→ Written request
Copy all lines in which the word "seasons" can be found.

→ Entries supplied

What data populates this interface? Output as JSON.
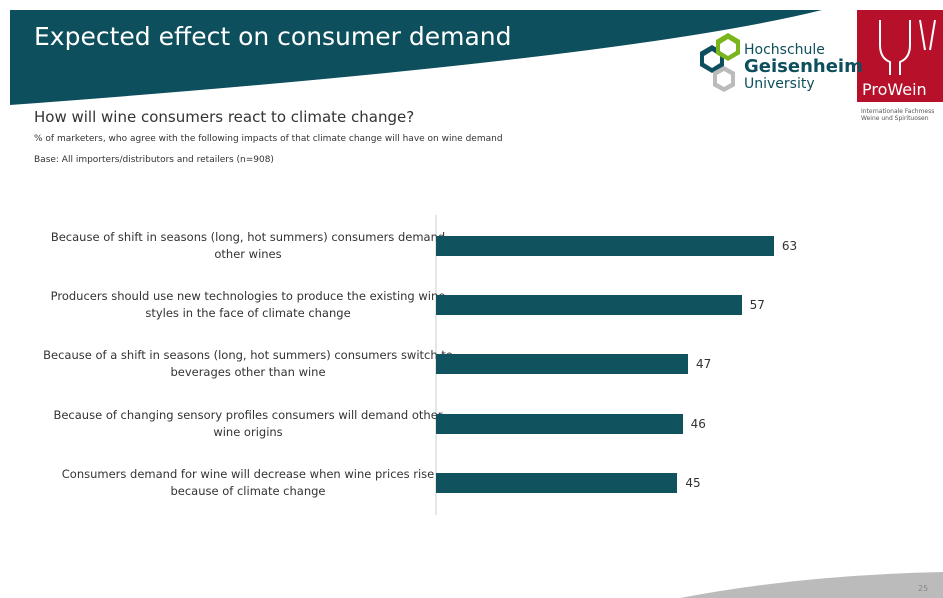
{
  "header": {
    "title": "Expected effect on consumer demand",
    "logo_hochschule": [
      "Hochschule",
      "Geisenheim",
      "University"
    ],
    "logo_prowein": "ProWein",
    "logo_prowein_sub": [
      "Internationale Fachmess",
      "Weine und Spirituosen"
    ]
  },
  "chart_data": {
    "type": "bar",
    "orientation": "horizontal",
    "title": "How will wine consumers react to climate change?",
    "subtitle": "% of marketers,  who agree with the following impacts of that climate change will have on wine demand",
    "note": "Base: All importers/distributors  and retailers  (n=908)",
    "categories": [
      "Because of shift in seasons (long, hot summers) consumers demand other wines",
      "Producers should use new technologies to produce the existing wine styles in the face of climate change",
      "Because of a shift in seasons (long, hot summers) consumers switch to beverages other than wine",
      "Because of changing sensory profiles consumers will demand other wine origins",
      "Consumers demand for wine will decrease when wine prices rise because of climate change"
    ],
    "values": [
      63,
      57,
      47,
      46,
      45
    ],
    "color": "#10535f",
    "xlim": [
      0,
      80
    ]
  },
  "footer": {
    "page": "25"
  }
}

→ Solved problem
      "Because of shift in seasons (long, hot summers) consumers demand other wines",
      "Because of a shift in seasons (long, hot summers) consumers switch to beverages other than wine",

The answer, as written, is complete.